Extracted records
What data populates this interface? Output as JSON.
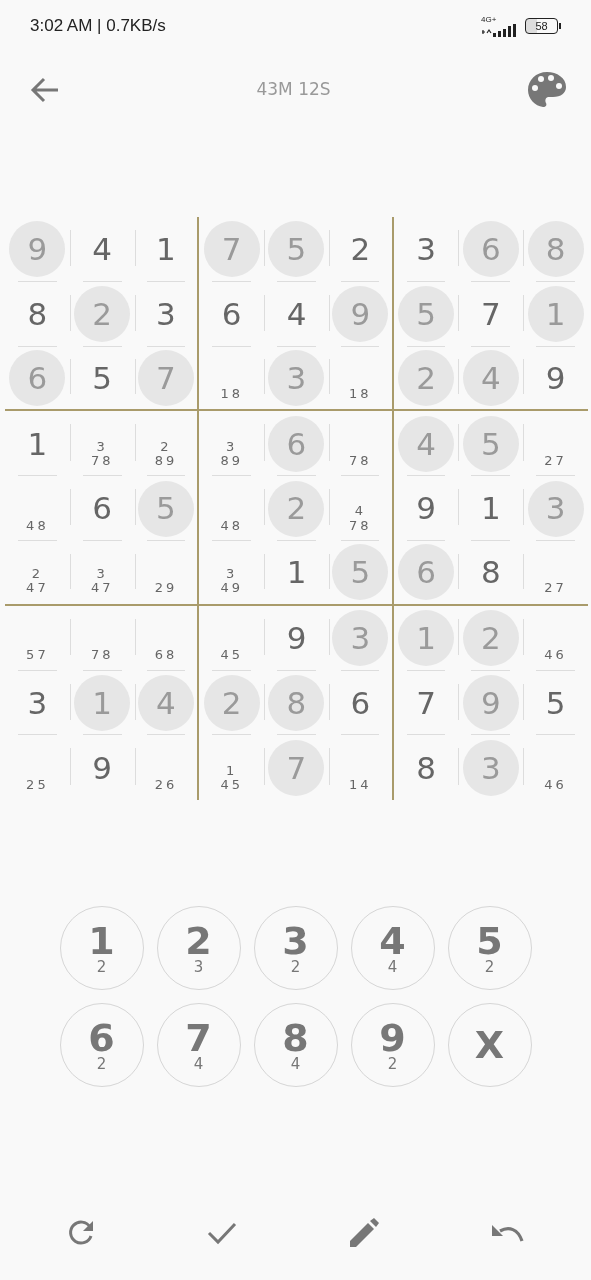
{
  "status_bar": {
    "time_speed": "3:02 AM | 0.7KB/s",
    "network": "4G+",
    "battery": "58"
  },
  "header": {
    "timer": "43M 12S"
  },
  "board": {
    "rows": [
      [
        {
          "kind": "given",
          "value": "9"
        },
        {
          "kind": "filled",
          "value": "4"
        },
        {
          "kind": "filled",
          "value": "1"
        },
        {
          "kind": "given",
          "value": "7"
        },
        {
          "kind": "given",
          "value": "5"
        },
        {
          "kind": "filled",
          "value": "2"
        },
        {
          "kind": "filled",
          "value": "3"
        },
        {
          "kind": "given",
          "value": "6"
        },
        {
          "kind": "given",
          "value": "8"
        }
      ],
      [
        {
          "kind": "filled",
          "value": "8"
        },
        {
          "kind": "given",
          "value": "2"
        },
        {
          "kind": "filled",
          "value": "3"
        },
        {
          "kind": "filled",
          "value": "6"
        },
        {
          "kind": "filled",
          "value": "4"
        },
        {
          "kind": "given",
          "value": "9"
        },
        {
          "kind": "given",
          "value": "5"
        },
        {
          "kind": "filled",
          "value": "7"
        },
        {
          "kind": "given",
          "value": "1"
        }
      ],
      [
        {
          "kind": "given",
          "value": "6"
        },
        {
          "kind": "filled",
          "value": "5"
        },
        {
          "kind": "given",
          "value": "7"
        },
        {
          "kind": "notes",
          "notes": [
            "18"
          ]
        },
        {
          "kind": "given",
          "value": "3"
        },
        {
          "kind": "notes",
          "notes": [
            "18"
          ]
        },
        {
          "kind": "given",
          "value": "2"
        },
        {
          "kind": "given",
          "value": "4"
        },
        {
          "kind": "filled",
          "value": "9"
        }
      ],
      [
        {
          "kind": "filled",
          "value": "1"
        },
        {
          "kind": "notes",
          "notes": [
            "3",
            "78"
          ]
        },
        {
          "kind": "notes",
          "notes": [
            "2",
            "89"
          ]
        },
        {
          "kind": "notes",
          "notes": [
            "3",
            "89"
          ]
        },
        {
          "kind": "given",
          "value": "6"
        },
        {
          "kind": "notes",
          "notes": [
            "78"
          ]
        },
        {
          "kind": "given",
          "value": "4"
        },
        {
          "kind": "given",
          "value": "5"
        },
        {
          "kind": "notes",
          "notes": [
            "27"
          ]
        }
      ],
      [
        {
          "kind": "notes",
          "notes": [
            "48"
          ]
        },
        {
          "kind": "filled",
          "value": "6"
        },
        {
          "kind": "given",
          "value": "5"
        },
        {
          "kind": "notes",
          "notes": [
            "48"
          ]
        },
        {
          "kind": "given",
          "value": "2"
        },
        {
          "kind": "notes",
          "notes": [
            "4",
            "78"
          ]
        },
        {
          "kind": "filled",
          "value": "9"
        },
        {
          "kind": "filled",
          "value": "1"
        },
        {
          "kind": "given",
          "value": "3"
        }
      ],
      [
        {
          "kind": "notes",
          "notes": [
            "2",
            "47"
          ]
        },
        {
          "kind": "notes",
          "notes": [
            "3",
            "47"
          ]
        },
        {
          "kind": "notes",
          "notes": [
            "29"
          ]
        },
        {
          "kind": "notes",
          "notes": [
            "3",
            "49"
          ]
        },
        {
          "kind": "filled",
          "value": "1"
        },
        {
          "kind": "given",
          "value": "5"
        },
        {
          "kind": "given",
          "value": "6"
        },
        {
          "kind": "filled",
          "value": "8"
        },
        {
          "kind": "notes",
          "notes": [
            "27"
          ]
        }
      ],
      [
        {
          "kind": "notes",
          "notes": [
            "57"
          ]
        },
        {
          "kind": "notes",
          "notes": [
            "78"
          ]
        },
        {
          "kind": "notes",
          "notes": [
            "68"
          ]
        },
        {
          "kind": "notes",
          "notes": [
            "45"
          ]
        },
        {
          "kind": "filled",
          "value": "9"
        },
        {
          "kind": "given",
          "value": "3"
        },
        {
          "kind": "given",
          "value": "1"
        },
        {
          "kind": "given",
          "value": "2"
        },
        {
          "kind": "notes",
          "notes": [
            "46"
          ]
        }
      ],
      [
        {
          "kind": "filled",
          "value": "3"
        },
        {
          "kind": "given",
          "value": "1"
        },
        {
          "kind": "given",
          "value": "4"
        },
        {
          "kind": "given",
          "value": "2"
        },
        {
          "kind": "given",
          "value": "8"
        },
        {
          "kind": "filled",
          "value": "6"
        },
        {
          "kind": "filled",
          "value": "7"
        },
        {
          "kind": "given",
          "value": "9"
        },
        {
          "kind": "filled",
          "value": "5"
        }
      ],
      [
        {
          "kind": "notes",
          "notes": [
            "25"
          ]
        },
        {
          "kind": "filled",
          "value": "9"
        },
        {
          "kind": "notes",
          "notes": [
            "26"
          ]
        },
        {
          "kind": "notes",
          "notes": [
            "1",
            "45"
          ]
        },
        {
          "kind": "given",
          "value": "7"
        },
        {
          "kind": "notes",
          "notes": [
            "14"
          ]
        },
        {
          "kind": "filled",
          "value": "8"
        },
        {
          "kind": "given",
          "value": "3"
        },
        {
          "kind": "notes",
          "notes": [
            "46"
          ]
        }
      ]
    ]
  },
  "number_pad": [
    {
      "digit": "1",
      "count": "2"
    },
    {
      "digit": "2",
      "count": "3"
    },
    {
      "digit": "3",
      "count": "2"
    },
    {
      "digit": "4",
      "count": "4"
    },
    {
      "digit": "5",
      "count": "2"
    },
    {
      "digit": "6",
      "count": "2"
    },
    {
      "digit": "7",
      "count": "4"
    },
    {
      "digit": "8",
      "count": "4"
    },
    {
      "digit": "9",
      "count": "2"
    },
    {
      "digit": "X"
    }
  ]
}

**TASK TO CARRY OUT**
From the material above, copy everything exactly but the pictures.

**ANSWER TO THIS PROBLEM**
What data populates this interface? Output as JSON.
{
  "status_bar": {
    "time_speed": "3:02 AM | 0.7KB/s",
    "network": "4G+",
    "battery": "58"
  },
  "header": {
    "timer": "43M 12S"
  },
  "board": {
    "rows": [
      [
        {
          "kind": "given",
          "value": "9"
        },
        {
          "kind": "filled",
          "value": "4"
        },
        {
          "kind": "filled",
          "value": "1"
        },
        {
          "kind": "given",
          "value": "7"
        },
        {
          "kind": "given",
          "value": "5"
        },
        {
          "kind": "filled",
          "value": "2"
        },
        {
          "kind": "filled",
          "value": "3"
        },
        {
          "kind": "given",
          "value": "6"
        },
        {
          "kind": "given",
          "value": "8"
        }
      ],
      [
        {
          "kind": "filled",
          "value": "8"
        },
        {
          "kind": "given",
          "value": "2"
        },
        {
          "kind": "filled",
          "value": "3"
        },
        {
          "kind": "filled",
          "value": "6"
        },
        {
          "kind": "filled",
          "value": "4"
        },
        {
          "kind": "given",
          "value": "9"
        },
        {
          "kind": "given",
          "value": "5"
        },
        {
          "kind": "filled",
          "value": "7"
        },
        {
          "kind": "given",
          "value": "1"
        }
      ],
      [
        {
          "kind": "given",
          "value": "6"
        },
        {
          "kind": "filled",
          "value": "5"
        },
        {
          "kind": "given",
          "value": "7"
        },
        {
          "kind": "notes",
          "notes": [
            "18"
          ]
        },
        {
          "kind": "given",
          "value": "3"
        },
        {
          "kind": "notes",
          "notes": [
            "18"
          ]
        },
        {
          "kind": "given",
          "value": "2"
        },
        {
          "kind": "given",
          "value": "4"
        },
        {
          "kind": "filled",
          "value": "9"
        }
      ],
      [
        {
          "kind": "filled",
          "value": "1"
        },
        {
          "kind": "notes",
          "notes": [
            "3",
            "78"
          ]
        },
        {
          "kind": "notes",
          "notes": [
            "2",
            "89"
          ]
        },
        {
          "kind": "notes",
          "notes": [
            "3",
            "89"
          ]
        },
        {
          "kind": "given",
          "value": "6"
        },
        {
          "kind": "notes",
          "notes": [
            "78"
          ]
        },
        {
          "kind": "given",
          "value": "4"
        },
        {
          "kind": "given",
          "value": "5"
        },
        {
          "kind": "notes",
          "notes": [
            "27"
          ]
        }
      ],
      [
        {
          "kind": "notes",
          "notes": [
            "48"
          ]
        },
        {
          "kind": "filled",
          "value": "6"
        },
        {
          "kind": "given",
          "value": "5"
        },
        {
          "kind": "notes",
          "notes": [
            "48"
          ]
        },
        {
          "kind": "given",
          "value": "2"
        },
        {
          "kind": "notes",
          "notes": [
            "4",
            "78"
          ]
        },
        {
          "kind": "filled",
          "value": "9"
        },
        {
          "kind": "filled",
          "value": "1"
        },
        {
          "kind": "given",
          "value": "3"
        }
      ],
      [
        {
          "kind": "notes",
          "notes": [
            "2",
            "47"
          ]
        },
        {
          "kind": "notes",
          "notes": [
            "3",
            "47"
          ]
        },
        {
          "kind": "notes",
          "notes": [
            "29"
          ]
        },
        {
          "kind": "notes",
          "notes": [
            "3",
            "49"
          ]
        },
        {
          "kind": "filled",
          "value": "1"
        },
        {
          "kind": "given",
          "value": "5"
        },
        {
          "kind": "given",
          "value": "6"
        },
        {
          "kind": "filled",
          "value": "8"
        },
        {
          "kind": "notes",
          "notes": [
            "27"
          ]
        }
      ],
      [
        {
          "kind": "notes",
          "notes": [
            "57"
          ]
        },
        {
          "kind": "notes",
          "notes": [
            "78"
          ]
        },
        {
          "kind": "notes",
          "notes": [
            "68"
          ]
        },
        {
          "kind": "notes",
          "notes": [
            "45"
          ]
        },
        {
          "kind": "filled",
          "value": "9"
        },
        {
          "kind": "given",
          "value": "3"
        },
        {
          "kind": "given",
          "value": "1"
        },
        {
          "kind": "given",
          "value": "2"
        },
        {
          "kind": "notes",
          "notes": [
            "46"
          ]
        }
      ],
      [
        {
          "kind": "filled",
          "value": "3"
        },
        {
          "kind": "given",
          "value": "1"
        },
        {
          "kind": "given",
          "value": "4"
        },
        {
          "kind": "given",
          "value": "2"
        },
        {
          "kind": "given",
          "value": "8"
        },
        {
          "kind": "filled",
          "value": "6"
        },
        {
          "kind": "filled",
          "value": "7"
        },
        {
          "kind": "given",
          "value": "9"
        },
        {
          "kind": "filled",
          "value": "5"
        }
      ],
      [
        {
          "kind": "notes",
          "notes": [
            "25"
          ]
        },
        {
          "kind": "filled",
          "value": "9"
        },
        {
          "kind": "notes",
          "notes": [
            "26"
          ]
        },
        {
          "kind": "notes",
          "notes": [
            "1",
            "45"
          ]
        },
        {
          "kind": "given",
          "value": "7"
        },
        {
          "kind": "notes",
          "notes": [
            "14"
          ]
        },
        {
          "kind": "filled",
          "value": "8"
        },
        {
          "kind": "given",
          "value": "3"
        },
        {
          "kind": "notes",
          "notes": [
            "46"
          ]
        }
      ]
    ]
  },
  "number_pad": [
    {
      "digit": "1",
      "count": "2"
    },
    {
      "digit": "2",
      "count": "3"
    },
    {
      "digit": "3",
      "count": "2"
    },
    {
      "digit": "4",
      "count": "4"
    },
    {
      "digit": "5",
      "count": "2"
    },
    {
      "digit": "6",
      "count": "2"
    },
    {
      "digit": "7",
      "count": "4"
    },
    {
      "digit": "8",
      "count": "4"
    },
    {
      "digit": "9",
      "count": "2"
    },
    {
      "digit": "X"
    }
  ]
}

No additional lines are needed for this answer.